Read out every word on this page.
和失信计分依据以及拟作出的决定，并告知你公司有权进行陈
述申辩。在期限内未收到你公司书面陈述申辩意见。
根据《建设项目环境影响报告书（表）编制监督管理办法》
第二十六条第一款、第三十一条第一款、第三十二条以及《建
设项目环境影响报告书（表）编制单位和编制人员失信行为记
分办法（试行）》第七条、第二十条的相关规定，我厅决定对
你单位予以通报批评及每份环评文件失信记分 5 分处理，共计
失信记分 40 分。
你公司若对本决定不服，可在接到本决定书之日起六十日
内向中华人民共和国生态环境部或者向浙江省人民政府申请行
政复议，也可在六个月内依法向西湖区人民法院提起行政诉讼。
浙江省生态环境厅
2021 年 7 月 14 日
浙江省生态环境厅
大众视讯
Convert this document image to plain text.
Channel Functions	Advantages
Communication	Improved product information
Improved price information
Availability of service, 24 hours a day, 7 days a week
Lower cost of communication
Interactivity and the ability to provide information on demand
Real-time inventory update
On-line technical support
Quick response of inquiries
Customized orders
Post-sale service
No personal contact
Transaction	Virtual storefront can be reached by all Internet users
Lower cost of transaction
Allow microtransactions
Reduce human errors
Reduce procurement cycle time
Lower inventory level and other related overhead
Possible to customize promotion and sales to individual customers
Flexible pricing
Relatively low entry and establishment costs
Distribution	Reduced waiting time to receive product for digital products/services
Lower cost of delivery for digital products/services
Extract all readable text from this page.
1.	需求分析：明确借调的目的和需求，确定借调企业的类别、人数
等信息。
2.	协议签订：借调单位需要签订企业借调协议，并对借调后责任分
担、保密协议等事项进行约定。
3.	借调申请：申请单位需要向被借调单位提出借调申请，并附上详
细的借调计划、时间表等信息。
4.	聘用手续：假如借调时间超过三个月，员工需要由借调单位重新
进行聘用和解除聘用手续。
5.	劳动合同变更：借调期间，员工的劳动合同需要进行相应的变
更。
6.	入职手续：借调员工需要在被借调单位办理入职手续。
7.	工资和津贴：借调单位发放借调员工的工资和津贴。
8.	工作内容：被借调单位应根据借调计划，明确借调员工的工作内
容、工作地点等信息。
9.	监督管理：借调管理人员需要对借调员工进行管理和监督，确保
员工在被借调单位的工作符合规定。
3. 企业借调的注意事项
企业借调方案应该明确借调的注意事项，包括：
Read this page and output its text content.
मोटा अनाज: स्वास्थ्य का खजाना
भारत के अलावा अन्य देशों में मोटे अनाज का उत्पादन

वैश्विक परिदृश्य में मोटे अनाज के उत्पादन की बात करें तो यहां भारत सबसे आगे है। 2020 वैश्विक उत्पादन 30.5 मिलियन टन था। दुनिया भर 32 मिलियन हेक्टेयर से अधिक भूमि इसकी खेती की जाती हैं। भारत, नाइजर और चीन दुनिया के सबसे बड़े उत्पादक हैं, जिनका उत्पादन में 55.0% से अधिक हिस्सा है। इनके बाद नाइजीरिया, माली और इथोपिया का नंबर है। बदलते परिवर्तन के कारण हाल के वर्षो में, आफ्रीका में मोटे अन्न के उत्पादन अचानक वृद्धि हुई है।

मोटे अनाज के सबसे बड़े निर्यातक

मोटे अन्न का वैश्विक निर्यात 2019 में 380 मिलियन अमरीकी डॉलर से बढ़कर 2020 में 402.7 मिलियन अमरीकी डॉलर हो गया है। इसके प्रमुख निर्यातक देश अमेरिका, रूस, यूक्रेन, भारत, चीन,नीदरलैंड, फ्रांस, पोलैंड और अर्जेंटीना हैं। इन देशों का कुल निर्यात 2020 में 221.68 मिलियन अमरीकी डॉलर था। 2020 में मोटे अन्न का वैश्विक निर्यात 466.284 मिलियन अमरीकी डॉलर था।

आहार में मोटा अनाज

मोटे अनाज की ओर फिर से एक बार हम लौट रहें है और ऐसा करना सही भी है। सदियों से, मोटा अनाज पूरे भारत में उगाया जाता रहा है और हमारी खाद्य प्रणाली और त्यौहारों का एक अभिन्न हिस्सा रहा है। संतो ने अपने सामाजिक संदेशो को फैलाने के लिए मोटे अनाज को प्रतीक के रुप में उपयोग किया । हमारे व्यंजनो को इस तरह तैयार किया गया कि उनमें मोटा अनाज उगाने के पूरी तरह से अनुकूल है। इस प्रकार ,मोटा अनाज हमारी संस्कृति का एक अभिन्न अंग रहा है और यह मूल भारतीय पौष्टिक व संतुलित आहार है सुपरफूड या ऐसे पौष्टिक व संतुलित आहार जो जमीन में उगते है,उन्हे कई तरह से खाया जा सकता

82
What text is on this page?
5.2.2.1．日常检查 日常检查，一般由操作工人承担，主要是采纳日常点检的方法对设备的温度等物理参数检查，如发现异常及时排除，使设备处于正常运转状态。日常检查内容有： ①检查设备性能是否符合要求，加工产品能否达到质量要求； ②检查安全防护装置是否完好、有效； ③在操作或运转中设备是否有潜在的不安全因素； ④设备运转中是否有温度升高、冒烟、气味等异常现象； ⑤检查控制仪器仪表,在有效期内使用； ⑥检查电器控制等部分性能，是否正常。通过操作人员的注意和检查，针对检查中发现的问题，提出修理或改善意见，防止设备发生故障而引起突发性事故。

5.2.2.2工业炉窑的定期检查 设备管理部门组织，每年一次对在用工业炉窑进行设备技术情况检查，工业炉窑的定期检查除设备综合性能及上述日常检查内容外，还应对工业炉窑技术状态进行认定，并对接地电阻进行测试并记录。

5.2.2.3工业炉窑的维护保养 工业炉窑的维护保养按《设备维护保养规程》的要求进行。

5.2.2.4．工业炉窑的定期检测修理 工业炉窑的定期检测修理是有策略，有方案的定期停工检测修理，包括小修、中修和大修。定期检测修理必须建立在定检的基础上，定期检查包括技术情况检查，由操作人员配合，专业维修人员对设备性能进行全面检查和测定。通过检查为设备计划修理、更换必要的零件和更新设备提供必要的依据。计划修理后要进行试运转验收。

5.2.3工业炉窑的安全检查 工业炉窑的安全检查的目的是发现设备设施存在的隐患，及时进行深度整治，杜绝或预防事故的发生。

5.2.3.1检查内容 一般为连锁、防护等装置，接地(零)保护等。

================

■ Description of the task: Repeat exactly the lines from the line containing "What text is on this page?" through the last line of the records above, including both, and nothing else.

■ Worked solution:
What text is on this page?
5.2.2.1．日常检查 日常检查，一般由操作工人承担，主要是采纳日常点检的方法对设备的温度等物理参数检查，如发现异常及时排除，使设备处于正常运转状态。日常检查内容有： ①检查设备性能是否符合要求，加工产品能否达到质量要求； ②检查安全防护装置是否完好、有效； ③在操作或运转中设备是否有潜在的不安全因素； ④设备运转中是否有温度升高、冒烟、气味等异常现象； ⑤检查控制仪器仪表,在有效期内使用； ⑥检查电器控制等部分性能，是否正常。通过操作人员的注意和检查，针对检查中发现的问题，提出修理或改善意见，防止设备发生故障而引起突发性事故。

5.2.2.2工业炉窑的定期检查 设备管理部门组织，每年一次对在用工业炉窑进行设备技术情况检查，工业炉窑的定期检查除设备综合性能及上述日常检查内容外，还应对工业炉窑技术状态进行认定，并对接地电阻进行测试并记录。

5.2.2.3工业炉窑的维护保养 工业炉窑的维护保养按《设备维护保养规程》的要求进行。

5.2.2.4．工业炉窑的定期检测修理 工业炉窑的定期检测修理是有策略，有方案的定期停工检测修理，包括小修、中修和大修。定期检测修理必须建立在定检的基础上，定期检查包括技术情况检查，由操作人员配合，专业维修人员对设备性能进行全面检查和测定。通过检查为设备计划修理、更换必要的零件和更新设备提供必要的依据。计划修理后要进行试运转验收。

5.2.3工业炉窑的安全检查 工业炉窑的安全检查的目的是发现设备设施存在的隐患，及时进行深度整治，杜绝或预防事故的发生。

5.2.3.1检查内容 一般为连锁、防护等装置，接地(零)保护等。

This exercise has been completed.